***** Dataset content
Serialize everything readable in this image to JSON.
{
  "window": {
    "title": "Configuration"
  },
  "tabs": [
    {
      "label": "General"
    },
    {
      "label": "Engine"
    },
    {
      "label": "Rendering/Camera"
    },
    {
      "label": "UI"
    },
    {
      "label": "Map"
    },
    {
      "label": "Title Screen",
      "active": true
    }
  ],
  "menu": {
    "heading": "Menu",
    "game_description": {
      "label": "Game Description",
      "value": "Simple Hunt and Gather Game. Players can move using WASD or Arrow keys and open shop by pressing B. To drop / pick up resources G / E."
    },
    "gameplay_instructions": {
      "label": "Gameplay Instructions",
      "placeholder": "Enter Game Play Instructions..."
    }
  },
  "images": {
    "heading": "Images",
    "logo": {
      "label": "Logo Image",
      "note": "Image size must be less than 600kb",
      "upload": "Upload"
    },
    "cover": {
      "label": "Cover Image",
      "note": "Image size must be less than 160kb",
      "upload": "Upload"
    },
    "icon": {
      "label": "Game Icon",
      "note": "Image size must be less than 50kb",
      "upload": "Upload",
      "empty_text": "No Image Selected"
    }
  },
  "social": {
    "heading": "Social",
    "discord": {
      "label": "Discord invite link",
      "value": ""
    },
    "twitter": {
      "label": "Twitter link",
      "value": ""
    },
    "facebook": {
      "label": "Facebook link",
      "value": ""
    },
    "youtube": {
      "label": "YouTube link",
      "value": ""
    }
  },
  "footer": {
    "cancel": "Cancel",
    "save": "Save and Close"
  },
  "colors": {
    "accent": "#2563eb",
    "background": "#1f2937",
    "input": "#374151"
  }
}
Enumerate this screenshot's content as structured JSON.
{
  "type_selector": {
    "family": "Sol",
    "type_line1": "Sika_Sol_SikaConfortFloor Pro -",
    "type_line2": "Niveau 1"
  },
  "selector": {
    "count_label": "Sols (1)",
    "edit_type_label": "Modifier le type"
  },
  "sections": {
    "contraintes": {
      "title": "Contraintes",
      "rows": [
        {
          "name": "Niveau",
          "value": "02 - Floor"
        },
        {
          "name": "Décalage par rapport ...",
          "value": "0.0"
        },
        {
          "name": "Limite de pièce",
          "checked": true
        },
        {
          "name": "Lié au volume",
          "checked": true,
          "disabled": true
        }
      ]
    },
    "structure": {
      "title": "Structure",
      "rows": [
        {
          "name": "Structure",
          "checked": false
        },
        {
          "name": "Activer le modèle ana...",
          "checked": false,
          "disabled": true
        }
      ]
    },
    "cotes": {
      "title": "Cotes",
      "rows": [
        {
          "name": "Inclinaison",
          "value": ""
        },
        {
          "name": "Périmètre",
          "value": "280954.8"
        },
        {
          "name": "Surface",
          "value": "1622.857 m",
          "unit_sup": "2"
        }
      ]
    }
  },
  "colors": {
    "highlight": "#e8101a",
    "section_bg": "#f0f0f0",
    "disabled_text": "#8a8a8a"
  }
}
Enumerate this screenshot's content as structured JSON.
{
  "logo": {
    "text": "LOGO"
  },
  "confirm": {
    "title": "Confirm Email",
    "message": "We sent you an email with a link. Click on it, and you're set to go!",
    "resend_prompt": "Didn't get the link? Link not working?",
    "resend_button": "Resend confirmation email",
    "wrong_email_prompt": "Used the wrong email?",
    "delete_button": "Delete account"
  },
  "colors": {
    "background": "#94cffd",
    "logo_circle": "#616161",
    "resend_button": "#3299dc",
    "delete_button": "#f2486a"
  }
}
**********
Problem
Gather up the lines that contain the word "less".

The solution
      "note": "Image size must be less than 600kb",
      "note": "Image size must be less than 160kb",
      "note": "Image size must be less than 50kb",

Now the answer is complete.